Extracted records
+===+

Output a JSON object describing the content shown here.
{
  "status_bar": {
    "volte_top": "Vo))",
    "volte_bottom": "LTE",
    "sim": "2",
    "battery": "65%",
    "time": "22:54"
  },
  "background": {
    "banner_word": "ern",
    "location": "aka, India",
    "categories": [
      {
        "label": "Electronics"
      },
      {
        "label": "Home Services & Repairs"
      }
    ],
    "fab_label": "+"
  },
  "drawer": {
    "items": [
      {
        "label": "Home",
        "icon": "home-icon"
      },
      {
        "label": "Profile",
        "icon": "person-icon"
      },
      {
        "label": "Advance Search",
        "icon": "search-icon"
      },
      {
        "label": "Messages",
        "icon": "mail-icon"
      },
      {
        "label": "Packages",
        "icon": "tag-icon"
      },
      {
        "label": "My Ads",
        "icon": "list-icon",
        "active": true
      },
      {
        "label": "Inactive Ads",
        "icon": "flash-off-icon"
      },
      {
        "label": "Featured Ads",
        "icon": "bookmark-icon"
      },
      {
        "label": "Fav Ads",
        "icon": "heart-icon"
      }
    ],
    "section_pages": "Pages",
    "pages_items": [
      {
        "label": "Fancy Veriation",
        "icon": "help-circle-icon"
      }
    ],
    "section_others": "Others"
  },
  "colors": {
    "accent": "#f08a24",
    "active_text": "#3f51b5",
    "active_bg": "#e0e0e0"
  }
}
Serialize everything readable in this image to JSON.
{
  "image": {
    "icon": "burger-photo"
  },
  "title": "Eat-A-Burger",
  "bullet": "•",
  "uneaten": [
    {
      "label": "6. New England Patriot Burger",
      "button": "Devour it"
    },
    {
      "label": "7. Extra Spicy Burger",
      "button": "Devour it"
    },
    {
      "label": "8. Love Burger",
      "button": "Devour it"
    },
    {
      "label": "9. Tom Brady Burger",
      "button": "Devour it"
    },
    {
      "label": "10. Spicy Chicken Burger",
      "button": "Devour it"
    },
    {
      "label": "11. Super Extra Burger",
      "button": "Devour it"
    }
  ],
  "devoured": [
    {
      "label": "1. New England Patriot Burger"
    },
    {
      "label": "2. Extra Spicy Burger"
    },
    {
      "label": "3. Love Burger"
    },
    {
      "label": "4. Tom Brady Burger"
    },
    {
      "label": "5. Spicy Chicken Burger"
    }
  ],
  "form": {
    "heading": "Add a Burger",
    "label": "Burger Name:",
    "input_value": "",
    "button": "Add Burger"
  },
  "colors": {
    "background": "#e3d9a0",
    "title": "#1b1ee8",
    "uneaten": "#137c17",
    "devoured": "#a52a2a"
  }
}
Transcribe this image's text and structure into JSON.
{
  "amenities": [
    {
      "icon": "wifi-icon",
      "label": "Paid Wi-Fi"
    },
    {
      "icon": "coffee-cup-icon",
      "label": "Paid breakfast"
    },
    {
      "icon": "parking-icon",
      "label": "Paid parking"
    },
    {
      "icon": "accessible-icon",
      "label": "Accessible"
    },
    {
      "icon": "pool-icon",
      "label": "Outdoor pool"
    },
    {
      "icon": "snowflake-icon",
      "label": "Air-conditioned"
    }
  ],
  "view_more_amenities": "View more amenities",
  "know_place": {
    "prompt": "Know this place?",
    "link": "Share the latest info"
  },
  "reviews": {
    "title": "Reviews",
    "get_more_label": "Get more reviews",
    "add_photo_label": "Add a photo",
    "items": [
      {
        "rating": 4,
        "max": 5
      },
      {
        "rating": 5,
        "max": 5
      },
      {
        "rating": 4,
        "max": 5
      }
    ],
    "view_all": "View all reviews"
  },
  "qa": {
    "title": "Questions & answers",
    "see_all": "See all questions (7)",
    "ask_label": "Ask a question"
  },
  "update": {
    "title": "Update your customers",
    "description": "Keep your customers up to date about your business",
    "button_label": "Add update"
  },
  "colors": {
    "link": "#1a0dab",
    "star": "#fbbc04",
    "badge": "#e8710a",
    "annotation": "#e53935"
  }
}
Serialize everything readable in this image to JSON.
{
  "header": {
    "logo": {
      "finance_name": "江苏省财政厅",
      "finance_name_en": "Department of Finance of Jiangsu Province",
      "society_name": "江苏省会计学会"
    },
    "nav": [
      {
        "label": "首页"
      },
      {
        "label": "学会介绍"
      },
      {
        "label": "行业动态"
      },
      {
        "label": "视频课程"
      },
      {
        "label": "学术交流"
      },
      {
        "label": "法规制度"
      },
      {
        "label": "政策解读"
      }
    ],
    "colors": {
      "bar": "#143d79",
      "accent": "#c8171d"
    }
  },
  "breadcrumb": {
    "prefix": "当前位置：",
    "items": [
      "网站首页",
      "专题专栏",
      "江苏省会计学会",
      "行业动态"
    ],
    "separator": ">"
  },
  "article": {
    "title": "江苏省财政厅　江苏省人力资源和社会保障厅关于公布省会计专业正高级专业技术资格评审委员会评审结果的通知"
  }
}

+===+

**What is asked**
Copy all lines from the entries that contain the word "this".

**Exercise output**
Serialize everything readable in this image to JSON.
Transcribe this image's text and structure into JSON.
    "prompt": "Know this place?",
Serialize everything readable in this image to JSON.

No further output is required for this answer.